• Passage given:
All these throw compilation error at newAPIHadoopFile

1)

val hadoopConfiguration = new Configuration()

    hadoopConfiguration.set("mapreduce.input.fileinputformat.split.maxsize",
"67108864")

    sc.newAPIHadoopFile[AvroKey, NullWritable, AvroKeyInputFormat](path +
"/*.avro", classOf[AvroKey], classOf[NullWritable],
classOf[AvroKeyInputFormat], hadoopConfiguration)

2)

val hadoopConfiguration = new Configuration()

    hadoopConfiguration.set("mapreduce.input.fileinputformat.split.maxsize",
"67108864")

    sc.newAPIHadoopFile[AvroKey, NullWritable, AvroKeyInputFormat](path +
"/*.avro", classOf[AvroKey[GenericRecord]], classOf[NullWritable],
classOf[AvroKeyInputFormat[GenericRecord]],hadoopConfiguration)

3)

    val hadoopConfiguration = new Configuration()

    hadoopConfiguration.set("mapreduce.input.fileinputformat.split.maxsize",
"67108864")

    sc.newAPIHadoopFile[AvroKey[GenericRecord], NullWritable,
AvroKeyInputFormat[GenericRecord]](path + "/*.avro",
classOf[AvroKey[GenericRecord]], classOf[NullWritable],
classOf[AvroKeyInputFormat[GenericRecord]], hadoopConfiguration)

• Given entries:

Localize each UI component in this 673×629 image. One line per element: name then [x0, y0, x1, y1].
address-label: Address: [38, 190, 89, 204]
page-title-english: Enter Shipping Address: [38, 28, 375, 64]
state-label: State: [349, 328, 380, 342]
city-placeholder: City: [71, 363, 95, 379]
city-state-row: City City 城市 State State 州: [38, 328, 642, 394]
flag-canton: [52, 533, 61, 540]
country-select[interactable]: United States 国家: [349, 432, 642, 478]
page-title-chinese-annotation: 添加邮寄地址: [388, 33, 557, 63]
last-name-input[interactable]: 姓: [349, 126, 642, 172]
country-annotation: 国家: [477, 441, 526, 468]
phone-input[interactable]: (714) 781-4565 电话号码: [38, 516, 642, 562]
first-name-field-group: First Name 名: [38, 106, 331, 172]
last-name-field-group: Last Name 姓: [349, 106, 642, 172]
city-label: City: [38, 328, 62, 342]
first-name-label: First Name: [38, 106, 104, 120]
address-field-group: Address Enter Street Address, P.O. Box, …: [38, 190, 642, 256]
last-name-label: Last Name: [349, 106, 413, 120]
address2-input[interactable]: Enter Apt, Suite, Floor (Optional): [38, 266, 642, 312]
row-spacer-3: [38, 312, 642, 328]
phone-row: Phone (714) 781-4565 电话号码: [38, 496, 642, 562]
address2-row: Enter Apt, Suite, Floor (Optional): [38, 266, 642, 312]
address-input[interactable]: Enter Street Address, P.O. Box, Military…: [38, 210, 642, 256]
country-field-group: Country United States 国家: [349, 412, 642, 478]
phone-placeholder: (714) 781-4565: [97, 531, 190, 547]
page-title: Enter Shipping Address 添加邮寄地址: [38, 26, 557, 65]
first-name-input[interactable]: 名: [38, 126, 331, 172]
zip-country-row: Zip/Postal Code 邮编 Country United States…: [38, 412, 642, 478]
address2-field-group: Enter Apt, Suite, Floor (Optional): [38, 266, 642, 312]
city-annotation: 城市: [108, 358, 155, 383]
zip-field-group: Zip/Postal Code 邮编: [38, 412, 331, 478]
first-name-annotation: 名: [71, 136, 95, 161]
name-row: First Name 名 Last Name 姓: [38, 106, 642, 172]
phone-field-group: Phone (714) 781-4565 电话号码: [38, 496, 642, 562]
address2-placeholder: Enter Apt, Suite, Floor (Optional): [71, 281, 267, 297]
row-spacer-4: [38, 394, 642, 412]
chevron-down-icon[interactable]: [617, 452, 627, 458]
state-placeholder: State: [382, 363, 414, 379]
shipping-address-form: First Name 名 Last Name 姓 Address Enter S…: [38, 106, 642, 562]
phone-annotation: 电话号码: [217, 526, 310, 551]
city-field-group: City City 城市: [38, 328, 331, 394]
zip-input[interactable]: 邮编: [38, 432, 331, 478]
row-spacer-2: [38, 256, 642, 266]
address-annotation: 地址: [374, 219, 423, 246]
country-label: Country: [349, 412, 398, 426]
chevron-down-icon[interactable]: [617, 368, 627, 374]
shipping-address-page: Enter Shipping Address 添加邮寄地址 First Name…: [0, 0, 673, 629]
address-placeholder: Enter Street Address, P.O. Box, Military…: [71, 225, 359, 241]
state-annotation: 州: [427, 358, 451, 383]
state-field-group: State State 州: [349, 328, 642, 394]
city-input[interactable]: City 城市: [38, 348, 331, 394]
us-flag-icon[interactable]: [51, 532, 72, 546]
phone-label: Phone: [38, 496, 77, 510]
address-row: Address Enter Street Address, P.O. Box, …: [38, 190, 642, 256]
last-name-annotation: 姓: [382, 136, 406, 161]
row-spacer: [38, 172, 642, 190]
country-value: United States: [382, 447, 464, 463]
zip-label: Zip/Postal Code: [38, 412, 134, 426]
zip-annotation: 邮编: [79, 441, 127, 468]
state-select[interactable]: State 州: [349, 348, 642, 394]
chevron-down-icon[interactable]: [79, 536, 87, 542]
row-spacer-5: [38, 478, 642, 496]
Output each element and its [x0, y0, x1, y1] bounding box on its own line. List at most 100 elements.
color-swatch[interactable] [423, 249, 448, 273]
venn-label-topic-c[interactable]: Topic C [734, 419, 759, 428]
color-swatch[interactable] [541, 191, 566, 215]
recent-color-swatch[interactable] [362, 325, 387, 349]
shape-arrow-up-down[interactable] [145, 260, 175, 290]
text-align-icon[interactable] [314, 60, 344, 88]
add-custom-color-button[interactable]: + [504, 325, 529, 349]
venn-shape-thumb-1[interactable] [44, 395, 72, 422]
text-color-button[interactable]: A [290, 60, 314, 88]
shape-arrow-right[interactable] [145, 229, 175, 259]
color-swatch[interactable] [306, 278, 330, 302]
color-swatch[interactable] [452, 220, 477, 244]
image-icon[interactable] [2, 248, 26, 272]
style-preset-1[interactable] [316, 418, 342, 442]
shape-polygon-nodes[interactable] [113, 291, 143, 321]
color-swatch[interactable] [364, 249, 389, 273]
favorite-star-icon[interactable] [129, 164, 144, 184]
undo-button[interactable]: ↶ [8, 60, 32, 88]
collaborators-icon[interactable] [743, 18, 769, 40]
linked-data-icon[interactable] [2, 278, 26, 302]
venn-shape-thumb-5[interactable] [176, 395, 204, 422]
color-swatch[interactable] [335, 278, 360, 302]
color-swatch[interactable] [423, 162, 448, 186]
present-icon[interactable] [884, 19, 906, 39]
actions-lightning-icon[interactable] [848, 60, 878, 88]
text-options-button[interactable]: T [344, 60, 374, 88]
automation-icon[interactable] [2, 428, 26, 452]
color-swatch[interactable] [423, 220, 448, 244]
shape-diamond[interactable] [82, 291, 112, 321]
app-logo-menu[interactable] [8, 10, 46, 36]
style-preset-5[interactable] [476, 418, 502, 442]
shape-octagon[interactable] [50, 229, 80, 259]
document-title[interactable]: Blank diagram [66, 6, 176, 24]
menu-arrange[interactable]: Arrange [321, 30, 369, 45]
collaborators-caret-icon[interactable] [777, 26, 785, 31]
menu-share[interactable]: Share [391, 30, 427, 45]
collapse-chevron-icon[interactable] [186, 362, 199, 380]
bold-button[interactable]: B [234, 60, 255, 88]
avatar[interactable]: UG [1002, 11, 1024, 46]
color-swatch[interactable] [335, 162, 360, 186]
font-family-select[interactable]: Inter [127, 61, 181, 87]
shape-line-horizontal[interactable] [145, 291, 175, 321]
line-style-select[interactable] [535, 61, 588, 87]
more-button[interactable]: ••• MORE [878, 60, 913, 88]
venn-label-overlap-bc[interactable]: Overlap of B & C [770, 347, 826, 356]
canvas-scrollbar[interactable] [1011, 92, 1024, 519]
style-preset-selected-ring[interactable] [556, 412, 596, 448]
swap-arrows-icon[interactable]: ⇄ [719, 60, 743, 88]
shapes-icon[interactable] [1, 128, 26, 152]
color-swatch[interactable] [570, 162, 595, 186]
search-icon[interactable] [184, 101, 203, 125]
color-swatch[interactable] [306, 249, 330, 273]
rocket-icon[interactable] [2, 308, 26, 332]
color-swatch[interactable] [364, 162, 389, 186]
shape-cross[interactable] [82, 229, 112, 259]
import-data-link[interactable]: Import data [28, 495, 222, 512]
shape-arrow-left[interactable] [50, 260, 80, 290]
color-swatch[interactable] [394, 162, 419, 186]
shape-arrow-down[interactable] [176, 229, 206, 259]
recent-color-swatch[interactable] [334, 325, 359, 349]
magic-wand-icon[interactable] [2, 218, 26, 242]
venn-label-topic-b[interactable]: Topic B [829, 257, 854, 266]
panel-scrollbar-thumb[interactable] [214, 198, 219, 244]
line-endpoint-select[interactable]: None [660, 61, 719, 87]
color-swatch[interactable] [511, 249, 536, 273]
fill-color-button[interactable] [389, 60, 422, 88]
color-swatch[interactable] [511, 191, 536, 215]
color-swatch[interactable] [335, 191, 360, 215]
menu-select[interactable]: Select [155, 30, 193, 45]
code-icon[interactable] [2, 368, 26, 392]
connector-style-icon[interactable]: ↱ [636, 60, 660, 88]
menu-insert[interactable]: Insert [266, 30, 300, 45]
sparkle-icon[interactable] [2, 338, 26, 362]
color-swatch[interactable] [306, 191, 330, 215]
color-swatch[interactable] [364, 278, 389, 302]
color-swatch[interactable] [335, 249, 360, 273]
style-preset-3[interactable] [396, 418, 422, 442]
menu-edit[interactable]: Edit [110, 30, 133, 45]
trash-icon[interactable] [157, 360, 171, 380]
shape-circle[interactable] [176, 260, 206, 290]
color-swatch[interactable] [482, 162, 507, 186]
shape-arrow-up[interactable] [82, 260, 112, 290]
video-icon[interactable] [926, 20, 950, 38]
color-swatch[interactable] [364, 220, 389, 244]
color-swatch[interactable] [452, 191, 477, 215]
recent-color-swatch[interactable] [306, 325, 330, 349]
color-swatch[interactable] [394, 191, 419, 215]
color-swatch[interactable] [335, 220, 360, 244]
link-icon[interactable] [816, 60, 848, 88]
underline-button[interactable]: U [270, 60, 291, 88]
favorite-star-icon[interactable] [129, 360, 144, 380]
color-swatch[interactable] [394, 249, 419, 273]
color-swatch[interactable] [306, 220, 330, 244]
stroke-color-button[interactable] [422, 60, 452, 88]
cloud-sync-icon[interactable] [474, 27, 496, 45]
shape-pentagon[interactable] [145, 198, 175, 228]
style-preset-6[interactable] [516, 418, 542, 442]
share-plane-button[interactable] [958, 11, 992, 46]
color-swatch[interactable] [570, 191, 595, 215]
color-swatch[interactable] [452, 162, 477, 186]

• Problems to solve:
A – In the newAPIHadoopFile post, how do the three numbered attempts differ, and what outcome do they share?
B – Can you give again the part of the newAPIHadoopFile post starting at "All these throw" and ending at "classOf[AvroKeyInputFormat], hadoopConfiguration)"?
The lines have no connection to the newAPIHadoopFile post.

• Full solutions:
A – All three attempts throw a compilation error at newAPIHadoopFile. Attempt 1 uses AvroKey and AvroKeyInputFormat without a type parameter everywhere, and attempt 2 adds [GenericRecord] only in the classOf arguments. Attempt 3 adds [GenericRecord] in both the type parameters of newAPIHadoopFile and the classOf arguments.

B –
All these throw compilation error at newAPIHadoopFile

1)

val hadoopConfiguration = new Configuration()

    hadoopConfiguration.set("mapreduce.input.fileinputformat.split.maxsize",
"67108864")

    sc.newAPIHadoopFile[AvroKey, NullWritable, AvroKeyInputFormat](path +
"/*.avro", classOf[AvroKey], classOf[NullWritable],
classOf[AvroKeyInputFormat], hadoopConfiguration)